- THE INPUT -
---*---
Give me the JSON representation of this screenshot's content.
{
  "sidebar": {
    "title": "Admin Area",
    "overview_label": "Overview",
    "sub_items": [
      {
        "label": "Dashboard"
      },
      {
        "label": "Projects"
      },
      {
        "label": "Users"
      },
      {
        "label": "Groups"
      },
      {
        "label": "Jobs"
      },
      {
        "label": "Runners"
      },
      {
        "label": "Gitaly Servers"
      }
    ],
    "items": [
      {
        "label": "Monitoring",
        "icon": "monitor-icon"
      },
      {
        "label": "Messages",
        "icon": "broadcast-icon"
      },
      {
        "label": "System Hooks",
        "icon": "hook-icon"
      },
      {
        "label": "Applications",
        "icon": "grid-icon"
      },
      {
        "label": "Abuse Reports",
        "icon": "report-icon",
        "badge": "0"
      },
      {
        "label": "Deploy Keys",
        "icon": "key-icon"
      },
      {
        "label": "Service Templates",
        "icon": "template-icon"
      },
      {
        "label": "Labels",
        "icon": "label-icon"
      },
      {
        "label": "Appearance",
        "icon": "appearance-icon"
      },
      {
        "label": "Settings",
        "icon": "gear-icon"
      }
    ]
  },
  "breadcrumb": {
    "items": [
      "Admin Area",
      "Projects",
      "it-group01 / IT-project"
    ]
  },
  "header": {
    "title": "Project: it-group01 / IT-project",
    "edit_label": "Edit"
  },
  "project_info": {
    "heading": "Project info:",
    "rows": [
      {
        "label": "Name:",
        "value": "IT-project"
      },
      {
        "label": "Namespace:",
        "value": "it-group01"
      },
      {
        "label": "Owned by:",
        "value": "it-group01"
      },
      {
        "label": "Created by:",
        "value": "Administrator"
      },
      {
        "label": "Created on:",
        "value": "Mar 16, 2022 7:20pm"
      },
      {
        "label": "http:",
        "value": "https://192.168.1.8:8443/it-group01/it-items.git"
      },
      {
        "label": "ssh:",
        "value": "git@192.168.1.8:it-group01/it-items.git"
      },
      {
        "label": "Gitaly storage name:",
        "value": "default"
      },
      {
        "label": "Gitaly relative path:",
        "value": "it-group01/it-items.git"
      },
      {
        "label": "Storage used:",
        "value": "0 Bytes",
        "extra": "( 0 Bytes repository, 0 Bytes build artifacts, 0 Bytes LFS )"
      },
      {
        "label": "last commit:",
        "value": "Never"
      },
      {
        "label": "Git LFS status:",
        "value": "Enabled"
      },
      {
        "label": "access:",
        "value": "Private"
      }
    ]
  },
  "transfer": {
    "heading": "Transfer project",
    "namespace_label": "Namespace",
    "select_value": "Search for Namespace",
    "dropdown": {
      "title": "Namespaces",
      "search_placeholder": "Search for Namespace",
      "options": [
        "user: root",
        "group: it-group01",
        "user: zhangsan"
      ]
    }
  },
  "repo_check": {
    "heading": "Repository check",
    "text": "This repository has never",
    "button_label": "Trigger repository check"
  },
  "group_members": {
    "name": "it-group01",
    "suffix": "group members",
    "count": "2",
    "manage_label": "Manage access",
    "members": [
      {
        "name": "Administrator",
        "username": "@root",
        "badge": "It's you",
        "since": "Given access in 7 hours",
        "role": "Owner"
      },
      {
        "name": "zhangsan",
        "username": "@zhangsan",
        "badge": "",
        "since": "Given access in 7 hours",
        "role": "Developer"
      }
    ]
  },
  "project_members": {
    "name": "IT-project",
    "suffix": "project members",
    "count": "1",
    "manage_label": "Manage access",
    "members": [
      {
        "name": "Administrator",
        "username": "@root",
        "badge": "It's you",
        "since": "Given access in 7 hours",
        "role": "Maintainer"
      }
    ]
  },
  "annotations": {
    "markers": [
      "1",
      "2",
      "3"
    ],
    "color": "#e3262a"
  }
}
---*---
- WHAT NEEDS TO BE DONE -
Return every line exactly.

- RESULT OF THIS EXERCISE -
Give me the JSON representation of this screenshot's content.
{
  "sidebar": {
    "title": "Admin Area",
    "overview_label": "Overview",
    "sub_items": [
      {
        "label": "Dashboard"
      },
      {
        "label": "Projects"
      },
      {
        "label": "Users"
      },
      {
        "label": "Groups"
      },
      {
        "label": "Jobs"
      },
      {
        "label": "Runners"
      },
      {
        "label": "Gitaly Servers"
      }
    ],
    "items": [
      {
        "label": "Monitoring",
        "icon": "monitor-icon"
      },
      {
        "label": "Messages",
        "icon": "broadcast-icon"
      },
      {
        "label": "System Hooks",
        "icon": "hook-icon"
      },
      {
        "label": "Applications",
        "icon": "grid-icon"
      },
      {
        "label": "Abuse Reports",
        "icon": "report-icon",
        "badge": "0"
      },
      {
        "label": "Deploy Keys",
        "icon": "key-icon"
      },
      {
        "label": "Service Templates",
        "icon": "template-icon"
      },
      {
        "label": "Labels",
        "icon": "label-icon"
      },
      {
        "label": "Appearance",
        "icon": "appearance-icon"
      },
      {
        "label": "Settings",
        "icon": "gear-icon"
      }
    ]
  },
  "breadcrumb": {
    "items": [
      "Admin Area",
      "Projects",
      "it-group01 / IT-project"
    ]
  },
  "header": {
    "title": "Project: it-group01 / IT-project",
    "edit_label": "Edit"
  },
  "project_info": {
    "heading": "Project info:",
    "rows": [
      {
        "label": "Name:",
        "value": "IT-project"
      },
      {
        "label": "Namespace:",
        "value": "it-group01"
      },
      {
        "label": "Owned by:",
        "value": "it-group01"
      },
      {
        "label": "Created by:",
        "value": "Administrator"
      },
      {
        "label": "Created on:",
        "value": "Mar 16, 2022 7:20pm"
      },
      {
        "label": "http:",
        "value": "https://192.168.1.8:8443/it-group01/it-items.git"
      },
      {
        "label": "ssh:",
        "value": "git@192.168.1.8:it-group01/it-items.git"
      },
      {
        "label": "Gitaly storage name:",
        "value": "default"
      },
      {
        "label": "Gitaly relative path:",
        "value": "it-group01/it-items.git"
      },
      {
        "label": "Storage used:",
        "value": "0 Bytes",
        "extra": "( 0 Bytes repository, 0 Bytes build artifacts, 0 Bytes LFS )"
      },
      {
        "label": "last commit:",
        "value": "Never"
      },
      {
        "label": "Git LFS status:",
        "value": "Enabled"
      },
      {
        "label": "access:",
        "value": "Private"
      }
    ]
  },
  "transfer": {
    "heading": "Transfer project",
    "namespace_label": "Namespace",
    "select_value": "Search for Namespace",
    "dropdown": {
      "title": "Namespaces",
      "search_placeholder": "Search for Namespace",
      "options": [
        "user: root",
        "group: it-group01",
        "user: zhangsan"
      ]
    }
  },
  "repo_check": {
    "heading": "Repository check",
    "text": "This repository has never",
    "button_label": "Trigger repository check"
  },
  "group_members": {
    "name": "it-group01",
    "suffix": "group members",
    "count": "2",
    "manage_label": "Manage access",
    "members": [
      {
        "name": "Administrator",
        "username": "@root",
        "badge": "It's you",
        "since": "Given access in 7 hours",
        "role": "Owner"
      },
      {
        "name": "zhangsan",
        "username": "@zhangsan",
        "badge": "",
        "since": "Given access in 7 hours",
        "role": "Developer"
      }
    ]
  },
  "project_members": {
    "name": "IT-project",
    "suffix": "project members",
    "count": "1",
    "manage_label": "Manage access",
    "members": [
      {
        "name": "Administrator",
        "username": "@root",
        "badge": "It's you",
        "since": "Given access in 7 hours",
        "role": "Maintainer"
      }
    ]
  },
  "annotations": {
    "markers": [
      "1",
      "2",
      "3"
    ],
    "color": "#e3262a"
  }
}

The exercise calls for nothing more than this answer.